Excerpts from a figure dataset
▶
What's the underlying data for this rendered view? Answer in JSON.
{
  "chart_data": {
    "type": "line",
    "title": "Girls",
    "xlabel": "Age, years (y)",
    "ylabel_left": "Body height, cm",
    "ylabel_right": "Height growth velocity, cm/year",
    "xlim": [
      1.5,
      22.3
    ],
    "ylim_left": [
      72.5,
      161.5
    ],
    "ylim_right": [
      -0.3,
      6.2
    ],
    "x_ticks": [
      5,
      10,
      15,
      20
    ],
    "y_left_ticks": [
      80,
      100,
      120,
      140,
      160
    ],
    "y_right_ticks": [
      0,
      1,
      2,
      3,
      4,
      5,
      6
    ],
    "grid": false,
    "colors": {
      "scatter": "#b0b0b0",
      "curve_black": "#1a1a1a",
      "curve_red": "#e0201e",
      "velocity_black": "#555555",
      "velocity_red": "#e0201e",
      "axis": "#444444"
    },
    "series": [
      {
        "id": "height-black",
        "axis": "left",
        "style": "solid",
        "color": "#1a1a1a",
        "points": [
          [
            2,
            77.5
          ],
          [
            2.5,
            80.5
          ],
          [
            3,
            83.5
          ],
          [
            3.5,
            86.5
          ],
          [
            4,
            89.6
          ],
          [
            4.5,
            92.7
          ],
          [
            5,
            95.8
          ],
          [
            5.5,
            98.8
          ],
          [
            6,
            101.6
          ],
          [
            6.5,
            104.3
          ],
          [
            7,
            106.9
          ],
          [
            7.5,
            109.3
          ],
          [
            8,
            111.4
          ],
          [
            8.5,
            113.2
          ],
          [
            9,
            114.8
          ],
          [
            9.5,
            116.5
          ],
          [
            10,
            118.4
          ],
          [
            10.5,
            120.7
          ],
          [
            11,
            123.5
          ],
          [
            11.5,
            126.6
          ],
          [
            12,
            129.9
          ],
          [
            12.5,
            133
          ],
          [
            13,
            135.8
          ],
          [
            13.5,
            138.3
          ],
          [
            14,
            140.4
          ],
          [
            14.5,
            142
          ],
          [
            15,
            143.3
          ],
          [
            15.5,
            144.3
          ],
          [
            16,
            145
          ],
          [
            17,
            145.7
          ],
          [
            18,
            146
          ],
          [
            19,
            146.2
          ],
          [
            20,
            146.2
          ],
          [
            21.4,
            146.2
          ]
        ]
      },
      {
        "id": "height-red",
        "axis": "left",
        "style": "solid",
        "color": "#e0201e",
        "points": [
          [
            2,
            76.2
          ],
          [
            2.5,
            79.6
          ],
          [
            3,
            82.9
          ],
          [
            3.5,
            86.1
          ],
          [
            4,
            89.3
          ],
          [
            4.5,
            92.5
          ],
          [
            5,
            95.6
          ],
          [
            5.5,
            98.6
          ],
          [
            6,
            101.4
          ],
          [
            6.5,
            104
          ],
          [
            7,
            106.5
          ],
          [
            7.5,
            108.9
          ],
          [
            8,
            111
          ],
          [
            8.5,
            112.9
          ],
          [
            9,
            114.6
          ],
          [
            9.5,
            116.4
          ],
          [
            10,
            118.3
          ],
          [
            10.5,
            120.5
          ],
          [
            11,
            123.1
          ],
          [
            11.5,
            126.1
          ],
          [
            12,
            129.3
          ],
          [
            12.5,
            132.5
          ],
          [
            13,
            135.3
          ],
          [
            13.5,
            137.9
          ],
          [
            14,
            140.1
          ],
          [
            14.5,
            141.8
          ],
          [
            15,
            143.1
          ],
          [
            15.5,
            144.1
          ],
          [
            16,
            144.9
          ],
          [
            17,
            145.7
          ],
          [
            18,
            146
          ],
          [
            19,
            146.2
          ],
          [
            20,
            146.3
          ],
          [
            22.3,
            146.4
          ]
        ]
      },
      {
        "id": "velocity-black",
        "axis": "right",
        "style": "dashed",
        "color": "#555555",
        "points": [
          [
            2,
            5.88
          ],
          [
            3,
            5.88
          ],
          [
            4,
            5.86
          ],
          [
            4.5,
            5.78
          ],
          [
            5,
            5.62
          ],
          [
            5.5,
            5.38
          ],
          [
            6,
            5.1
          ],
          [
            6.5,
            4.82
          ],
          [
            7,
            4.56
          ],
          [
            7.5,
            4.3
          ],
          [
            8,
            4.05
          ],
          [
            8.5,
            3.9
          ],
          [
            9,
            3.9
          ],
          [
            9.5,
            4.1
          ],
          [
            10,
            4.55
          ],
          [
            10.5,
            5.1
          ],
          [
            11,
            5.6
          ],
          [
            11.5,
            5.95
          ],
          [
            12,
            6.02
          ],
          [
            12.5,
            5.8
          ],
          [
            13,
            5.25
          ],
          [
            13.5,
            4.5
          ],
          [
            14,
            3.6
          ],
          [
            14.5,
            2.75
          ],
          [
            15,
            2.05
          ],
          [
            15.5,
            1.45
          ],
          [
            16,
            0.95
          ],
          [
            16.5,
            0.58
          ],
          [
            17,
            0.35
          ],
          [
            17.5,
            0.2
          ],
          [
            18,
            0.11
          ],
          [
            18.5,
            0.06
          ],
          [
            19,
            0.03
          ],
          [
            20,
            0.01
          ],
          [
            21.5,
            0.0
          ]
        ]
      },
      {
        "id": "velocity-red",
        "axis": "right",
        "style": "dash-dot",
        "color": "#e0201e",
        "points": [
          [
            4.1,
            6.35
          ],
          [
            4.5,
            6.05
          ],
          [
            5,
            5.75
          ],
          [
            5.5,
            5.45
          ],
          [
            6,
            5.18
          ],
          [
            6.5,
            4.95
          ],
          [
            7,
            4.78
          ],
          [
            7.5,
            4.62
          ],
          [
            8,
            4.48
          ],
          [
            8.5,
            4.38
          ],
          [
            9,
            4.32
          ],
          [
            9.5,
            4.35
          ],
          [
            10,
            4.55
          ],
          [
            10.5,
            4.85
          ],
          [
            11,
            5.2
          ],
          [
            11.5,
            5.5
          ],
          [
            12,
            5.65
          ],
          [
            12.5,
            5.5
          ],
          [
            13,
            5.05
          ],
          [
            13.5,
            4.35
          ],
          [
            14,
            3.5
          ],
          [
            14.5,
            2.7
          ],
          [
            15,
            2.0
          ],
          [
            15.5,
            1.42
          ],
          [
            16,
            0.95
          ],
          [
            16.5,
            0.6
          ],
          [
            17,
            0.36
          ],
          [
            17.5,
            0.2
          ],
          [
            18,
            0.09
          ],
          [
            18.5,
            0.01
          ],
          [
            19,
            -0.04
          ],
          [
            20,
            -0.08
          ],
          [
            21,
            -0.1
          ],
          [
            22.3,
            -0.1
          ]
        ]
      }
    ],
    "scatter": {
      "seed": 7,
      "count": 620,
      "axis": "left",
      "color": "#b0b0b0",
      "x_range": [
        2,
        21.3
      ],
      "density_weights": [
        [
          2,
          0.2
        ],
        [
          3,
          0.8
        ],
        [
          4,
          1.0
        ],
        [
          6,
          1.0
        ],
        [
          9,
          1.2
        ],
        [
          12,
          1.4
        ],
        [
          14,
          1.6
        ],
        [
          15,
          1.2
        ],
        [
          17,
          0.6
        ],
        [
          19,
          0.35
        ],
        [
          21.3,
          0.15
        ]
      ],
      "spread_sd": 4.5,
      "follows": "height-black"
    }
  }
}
◀
• GIVEN PROBLEM
Reproduce each line of the material above precisely.

• FULL SOLUTION
What's the underlying data for this rendered view? Answer in JSON.
{
  "chart_data": {
    "type": "line",
    "title": "Girls",
    "xlabel": "Age, years (y)",
    "ylabel_left": "Body height, cm",
    "ylabel_right": "Height growth velocity, cm/year",
    "xlim": [
      1.5,
      22.3
    ],
    "ylim_left": [
      72.5,
      161.5
    ],
    "ylim_right": [
      -0.3,
      6.2
    ],
    "x_ticks": [
      5,
      10,
      15,
      20
    ],
    "y_left_ticks": [
      80,
      100,
      120,
      140,
      160
    ],
    "y_right_ticks": [
      0,
      1,
      2,
      3,
      4,
      5,
      6
    ],
    "grid": false,
    "colors": {
      "scatter": "#b0b0b0",
      "curve_black": "#1a1a1a",
      "curve_red": "#e0201e",
      "velocity_black": "#555555",
      "velocity_red": "#e0201e",
      "axis": "#444444"
    },
    "series": [
      {
        "id": "height-black",
        "axis": "left",
        "style": "solid",
        "color": "#1a1a1a",
        "points": [
          [
            2,
            77.5
          ],
          [
            2.5,
            80.5
          ],
          [
            3,
            83.5
          ],
          [
            3.5,
            86.5
          ],
          [
            4,
            89.6
          ],
          [
            4.5,
            92.7
          ],
          [
            5,
            95.8
          ],
          [
            5.5,
            98.8
          ],
          [
            6,
            101.6
          ],
          [
            6.5,
            104.3
          ],
          [
            7,
            106.9
          ],
          [
            7.5,
            109.3
          ],
          [
            8,
            111.4
          ],
          [
            8.5,
            113.2
          ],
          [
            9,
            114.8
          ],
          [
            9.5,
            116.5
          ],
          [
            10,
            118.4
          ],
          [
            10.5,
            120.7
          ],
          [
            11,
            123.5
          ],
          [
            11.5,
            126.6
          ],
          [
            12,
            129.9
          ],
          [
            12.5,
            133
          ],
          [
            13,
            135.8
          ],
          [
            13.5,
            138.3
          ],
          [
            14,
            140.4
          ],
          [
            14.5,
            142
          ],
          [
            15,
            143.3
          ],
          [
            15.5,
            144.3
          ],
          [
            16,
            145
          ],
          [
            17,
            145.7
          ],
          [
            18,
            146
          ],
          [
            19,
            146.2
          ],
          [
            20,
            146.2
          ],
          [
            21.4,
            146.2
          ]
        ]
      },
      {
        "id": "height-red",
        "axis": "left",
        "style": "solid",
        "color": "#e0201e",
        "points": [
          [
            2,
            76.2
          ],
          [
            2.5,
            79.6
          ],
          [
            3,
            82.9
          ],
          [
            3.5,
            86.1
          ],
          [
            4,
            89.3
          ],
          [
            4.5,
            92.5
          ],
          [
            5,
            95.6
          ],
          [
            5.5,
            98.6
          ],
          [
            6,
            101.4
          ],
          [
            6.5,
            104
          ],
          [
            7,
            106.5
          ],
          [
            7.5,
            108.9
          ],
          [
            8,
            111
          ],
          [
            8.5,
            112.9
          ],
          [
            9,
            114.6
          ],
          [
            9.5,
            116.4
          ],
          [
            10,
            118.3
          ],
          [
            10.5,
            120.5
          ],
          [
            11,
            123.1
          ],
          [
            11.5,
            126.1
          ],
          [
            12,
            129.3
          ],
          [
            12.5,
            132.5
          ],
          [
            13,
            135.3
          ],
          [
            13.5,
            137.9
          ],
          [
            14,
            140.1
          ],
          [
            14.5,
            141.8
          ],
          [
            15,
            143.1
          ],
          [
            15.5,
            144.1
          ],
          [
            16,
            144.9
          ],
          [
            17,
            145.7
          ],
          [
            18,
            146
          ],
          [
            19,
            146.2
          ],
          [
            20,
            146.3
          ],
          [
            22.3,
            146.4
          ]
        ]
      },
      {
        "id": "velocity-black",
        "axis": "right",
        "style": "dashed",
        "color": "#555555",
        "points": [
          [
            2,
            5.88
          ],
          [
            3,
            5.88
          ],
          [
            4,
            5.86
          ],
          [
            4.5,
            5.78
          ],
          [
            5,
            5.62
          ],
          [
            5.5,
            5.38
          ],
          [
            6,
            5.1
          ],
          [
            6.5,
            4.82
          ],
          [
            7,
            4.56
          ],
          [
            7.5,
            4.3
          ],
          [
            8,
            4.05
          ],
          [
            8.5,
            3.9
          ],
          [
            9,
            3.9
          ],
          [
            9.5,
            4.1
          ],
          [
            10,
            4.55
          ],
          [
            10.5,
            5.1
          ],
          [
            11,
            5.6
          ],
          [
            11.5,
            5.95
          ],
          [
            12,
            6.02
          ],
          [
            12.5,
            5.8
          ],
          [
            13,
            5.25
          ],
          [
            13.5,
            4.5
          ],
          [
            14,
            3.6
          ],
          [
            14.5,
            2.75
          ],
          [
            15,
            2.05
          ],
          [
            15.5,
            1.45
          ],
          [
            16,
            0.95
          ],
          [
            16.5,
            0.58
          ],
          [
            17,
            0.35
          ],
          [
            17.5,
            0.2
          ],
          [
            18,
            0.11
          ],
          [
            18.5,
            0.06
          ],
          [
            19,
            0.03
          ],
          [
            20,
            0.01
          ],
          [
            21.5,
            0.0
          ]
        ]
      },
      {
        "id": "velocity-red",
        "axis": "right",
        "style": "dash-dot",
        "color": "#e0201e",
        "points": [
          [
            4.1,
            6.35
          ],
          [
            4.5,
            6.05
          ],
          [
            5,
            5.75
          ],
          [
            5.5,
            5.45
          ],
          [
            6,
            5.18
          ],
          [
            6.5,
            4.95
          ],
          [
            7,
            4.78
          ],
          [
            7.5,
            4.62
          ],
          [
            8,
            4.48
          ],
          [
            8.5,
            4.38
          ],
          [
            9,
            4.32
          ],
          [
            9.5,
            4.35
          ],
          [
            10,
            4.55
          ],
          [
            10.5,
            4.85
          ],
          [
            11,
            5.2
          ],
          [
            11.5,
            5.5
          ],
          [
            12,
            5.65
          ],
          [
            12.5,
            5.5
          ],
          [
            13,
            5.05
          ],
          [
            13.5,
            4.35
          ],
          [
            14,
            3.5
          ],
          [
            14.5,
            2.7
          ],
          [
            15,
            2.0
          ],
          [
            15.5,
            1.42
          ],
          [
            16,
            0.95
          ],
          [
            16.5,
            0.6
          ],
          [
            17,
            0.36
          ],
          [
            17.5,
            0.2
          ],
          [
            18,
            0.09
          ],
          [
            18.5,
            0.01
          ],
          [
            19,
            -0.04
          ],
          [
            20,
            -0.08
          ],
          [
            21,
            -0.1
          ],
          [
            22.3,
            -0.1
          ]
        ]
      }
    ],
    "scatter": {
      "seed": 7,
      "count": 620,
      "axis": "left",
      "color": "#b0b0b0",
      "x_range": [
        2,
        21.3
      ],
      "density_weights": [
        [
          2,
          0.2
        ],
        [
          3,
          0.8
        ],
        [
          4,
          1.0
        ],
        [
          6,
          1.0
        ],
        [
          9,
          1.2
        ],
        [
          12,
          1.4
        ],
        [
          14,
          1.6
        ],
        [
          15,
          1.2
        ],
        [
          17,
          0.6
        ],
        [
          19,
          0.35
        ],
        [
          21.3,
          0.15
        ]
      ],
      "spread_sd": 4.5,
      "follows": "height-black"
    }
  }
}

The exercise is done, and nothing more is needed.